DIRECTION:
Each line that contains the string "peak" counts once; report how many such lines appear in the data, as a number only.

SUPPLIED DATA:
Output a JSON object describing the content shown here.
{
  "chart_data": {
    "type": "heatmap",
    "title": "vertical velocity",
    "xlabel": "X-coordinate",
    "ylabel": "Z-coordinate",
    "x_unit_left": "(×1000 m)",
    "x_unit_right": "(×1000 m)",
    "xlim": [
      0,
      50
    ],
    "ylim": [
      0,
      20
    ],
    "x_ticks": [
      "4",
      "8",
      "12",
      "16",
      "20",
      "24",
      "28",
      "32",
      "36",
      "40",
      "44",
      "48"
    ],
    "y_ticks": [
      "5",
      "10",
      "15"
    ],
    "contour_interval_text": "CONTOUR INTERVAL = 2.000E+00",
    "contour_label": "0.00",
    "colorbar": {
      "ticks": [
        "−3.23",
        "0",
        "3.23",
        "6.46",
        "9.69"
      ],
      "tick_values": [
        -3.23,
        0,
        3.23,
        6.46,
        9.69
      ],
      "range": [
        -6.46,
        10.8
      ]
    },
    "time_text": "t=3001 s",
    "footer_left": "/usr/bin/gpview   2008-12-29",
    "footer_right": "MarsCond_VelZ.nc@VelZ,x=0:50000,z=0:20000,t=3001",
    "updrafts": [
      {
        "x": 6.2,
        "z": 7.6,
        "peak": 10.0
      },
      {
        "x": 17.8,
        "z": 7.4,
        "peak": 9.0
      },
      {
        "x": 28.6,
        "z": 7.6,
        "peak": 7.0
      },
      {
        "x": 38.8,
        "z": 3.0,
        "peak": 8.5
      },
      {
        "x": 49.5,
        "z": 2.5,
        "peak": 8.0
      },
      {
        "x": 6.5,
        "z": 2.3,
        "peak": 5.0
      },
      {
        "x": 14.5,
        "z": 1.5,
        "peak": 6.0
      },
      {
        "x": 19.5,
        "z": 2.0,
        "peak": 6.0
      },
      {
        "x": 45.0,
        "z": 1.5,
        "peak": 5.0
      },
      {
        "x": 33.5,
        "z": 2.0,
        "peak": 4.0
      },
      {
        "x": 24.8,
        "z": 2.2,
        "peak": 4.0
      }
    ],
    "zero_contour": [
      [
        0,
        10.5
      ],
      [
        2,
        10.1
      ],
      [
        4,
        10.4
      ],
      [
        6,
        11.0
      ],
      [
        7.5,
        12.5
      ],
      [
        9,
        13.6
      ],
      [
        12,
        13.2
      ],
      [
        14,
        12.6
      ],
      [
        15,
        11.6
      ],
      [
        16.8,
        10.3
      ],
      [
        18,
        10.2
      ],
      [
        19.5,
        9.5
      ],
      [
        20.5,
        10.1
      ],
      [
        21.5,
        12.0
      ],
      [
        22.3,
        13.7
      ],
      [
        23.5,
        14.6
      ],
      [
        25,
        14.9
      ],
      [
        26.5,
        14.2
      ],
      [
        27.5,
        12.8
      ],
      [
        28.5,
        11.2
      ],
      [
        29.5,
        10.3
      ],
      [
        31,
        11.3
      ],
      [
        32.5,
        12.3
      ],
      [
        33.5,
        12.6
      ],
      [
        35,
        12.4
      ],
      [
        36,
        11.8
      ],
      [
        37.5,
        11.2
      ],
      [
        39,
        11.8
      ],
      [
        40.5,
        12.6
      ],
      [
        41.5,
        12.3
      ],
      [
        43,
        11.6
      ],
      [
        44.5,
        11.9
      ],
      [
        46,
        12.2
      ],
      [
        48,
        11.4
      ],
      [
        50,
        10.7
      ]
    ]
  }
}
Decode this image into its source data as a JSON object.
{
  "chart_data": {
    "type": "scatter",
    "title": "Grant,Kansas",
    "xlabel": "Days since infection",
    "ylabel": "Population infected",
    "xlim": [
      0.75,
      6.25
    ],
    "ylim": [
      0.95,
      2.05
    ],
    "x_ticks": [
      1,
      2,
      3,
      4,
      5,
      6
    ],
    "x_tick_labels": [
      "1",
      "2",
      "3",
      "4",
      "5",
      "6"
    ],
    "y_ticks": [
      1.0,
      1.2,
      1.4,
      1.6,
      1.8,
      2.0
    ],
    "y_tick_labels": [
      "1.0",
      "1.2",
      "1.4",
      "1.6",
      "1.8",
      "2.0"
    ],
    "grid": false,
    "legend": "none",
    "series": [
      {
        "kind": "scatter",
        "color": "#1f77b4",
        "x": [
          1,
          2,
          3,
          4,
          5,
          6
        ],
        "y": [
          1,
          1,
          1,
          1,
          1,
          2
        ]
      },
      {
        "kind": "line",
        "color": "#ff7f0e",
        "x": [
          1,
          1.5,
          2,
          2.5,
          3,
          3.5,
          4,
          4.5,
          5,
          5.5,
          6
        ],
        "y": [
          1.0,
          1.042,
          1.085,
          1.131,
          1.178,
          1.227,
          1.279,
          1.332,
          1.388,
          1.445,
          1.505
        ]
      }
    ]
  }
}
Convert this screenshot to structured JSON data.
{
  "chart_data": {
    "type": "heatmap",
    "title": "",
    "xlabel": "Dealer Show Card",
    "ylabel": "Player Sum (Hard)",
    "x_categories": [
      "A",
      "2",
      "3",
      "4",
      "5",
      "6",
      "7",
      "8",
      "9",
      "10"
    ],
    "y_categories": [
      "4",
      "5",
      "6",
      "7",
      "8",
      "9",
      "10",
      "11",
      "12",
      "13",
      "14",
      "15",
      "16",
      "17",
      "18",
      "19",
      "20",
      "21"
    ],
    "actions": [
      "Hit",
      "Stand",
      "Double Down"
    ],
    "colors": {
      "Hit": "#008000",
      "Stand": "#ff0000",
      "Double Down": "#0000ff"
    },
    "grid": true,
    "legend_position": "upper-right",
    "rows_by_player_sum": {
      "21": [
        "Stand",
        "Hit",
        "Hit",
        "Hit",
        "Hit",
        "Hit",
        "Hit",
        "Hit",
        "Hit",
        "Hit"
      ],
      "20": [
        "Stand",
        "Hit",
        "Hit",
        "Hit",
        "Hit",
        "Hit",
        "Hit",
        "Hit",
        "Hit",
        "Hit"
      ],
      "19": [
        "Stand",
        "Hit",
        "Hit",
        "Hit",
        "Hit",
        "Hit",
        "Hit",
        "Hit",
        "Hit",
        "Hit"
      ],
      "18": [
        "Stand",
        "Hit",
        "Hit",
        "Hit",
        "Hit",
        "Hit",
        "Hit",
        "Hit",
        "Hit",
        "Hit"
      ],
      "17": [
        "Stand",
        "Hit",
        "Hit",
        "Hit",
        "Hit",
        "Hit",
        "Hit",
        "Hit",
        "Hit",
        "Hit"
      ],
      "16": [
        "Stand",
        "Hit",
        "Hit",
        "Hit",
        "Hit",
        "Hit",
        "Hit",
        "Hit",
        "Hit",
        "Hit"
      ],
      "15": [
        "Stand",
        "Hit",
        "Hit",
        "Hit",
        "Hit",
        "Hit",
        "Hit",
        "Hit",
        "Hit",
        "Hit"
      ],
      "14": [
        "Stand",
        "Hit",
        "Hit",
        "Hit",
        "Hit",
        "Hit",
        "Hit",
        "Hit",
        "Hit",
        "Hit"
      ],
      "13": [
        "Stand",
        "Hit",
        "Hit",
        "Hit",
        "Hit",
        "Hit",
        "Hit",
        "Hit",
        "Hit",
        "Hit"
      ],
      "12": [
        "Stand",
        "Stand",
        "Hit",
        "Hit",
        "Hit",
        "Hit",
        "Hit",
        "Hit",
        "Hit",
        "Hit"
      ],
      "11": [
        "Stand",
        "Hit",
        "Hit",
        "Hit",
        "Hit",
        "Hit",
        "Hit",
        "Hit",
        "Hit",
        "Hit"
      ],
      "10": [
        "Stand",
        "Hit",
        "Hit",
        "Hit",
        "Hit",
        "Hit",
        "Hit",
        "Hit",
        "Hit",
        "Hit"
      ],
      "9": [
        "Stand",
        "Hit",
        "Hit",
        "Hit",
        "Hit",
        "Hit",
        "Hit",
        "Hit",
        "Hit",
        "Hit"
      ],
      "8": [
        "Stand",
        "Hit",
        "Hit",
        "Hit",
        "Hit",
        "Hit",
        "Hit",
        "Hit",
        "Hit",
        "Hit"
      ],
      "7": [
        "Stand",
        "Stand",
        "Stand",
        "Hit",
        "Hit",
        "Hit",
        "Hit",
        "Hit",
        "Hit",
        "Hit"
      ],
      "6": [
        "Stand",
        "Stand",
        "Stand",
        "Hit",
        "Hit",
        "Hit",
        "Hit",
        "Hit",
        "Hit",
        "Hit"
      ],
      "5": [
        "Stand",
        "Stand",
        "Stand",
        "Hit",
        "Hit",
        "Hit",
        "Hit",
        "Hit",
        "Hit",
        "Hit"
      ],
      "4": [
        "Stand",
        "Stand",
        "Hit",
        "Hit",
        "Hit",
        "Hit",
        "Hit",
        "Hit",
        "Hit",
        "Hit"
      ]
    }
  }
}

TASK ANSWER:
11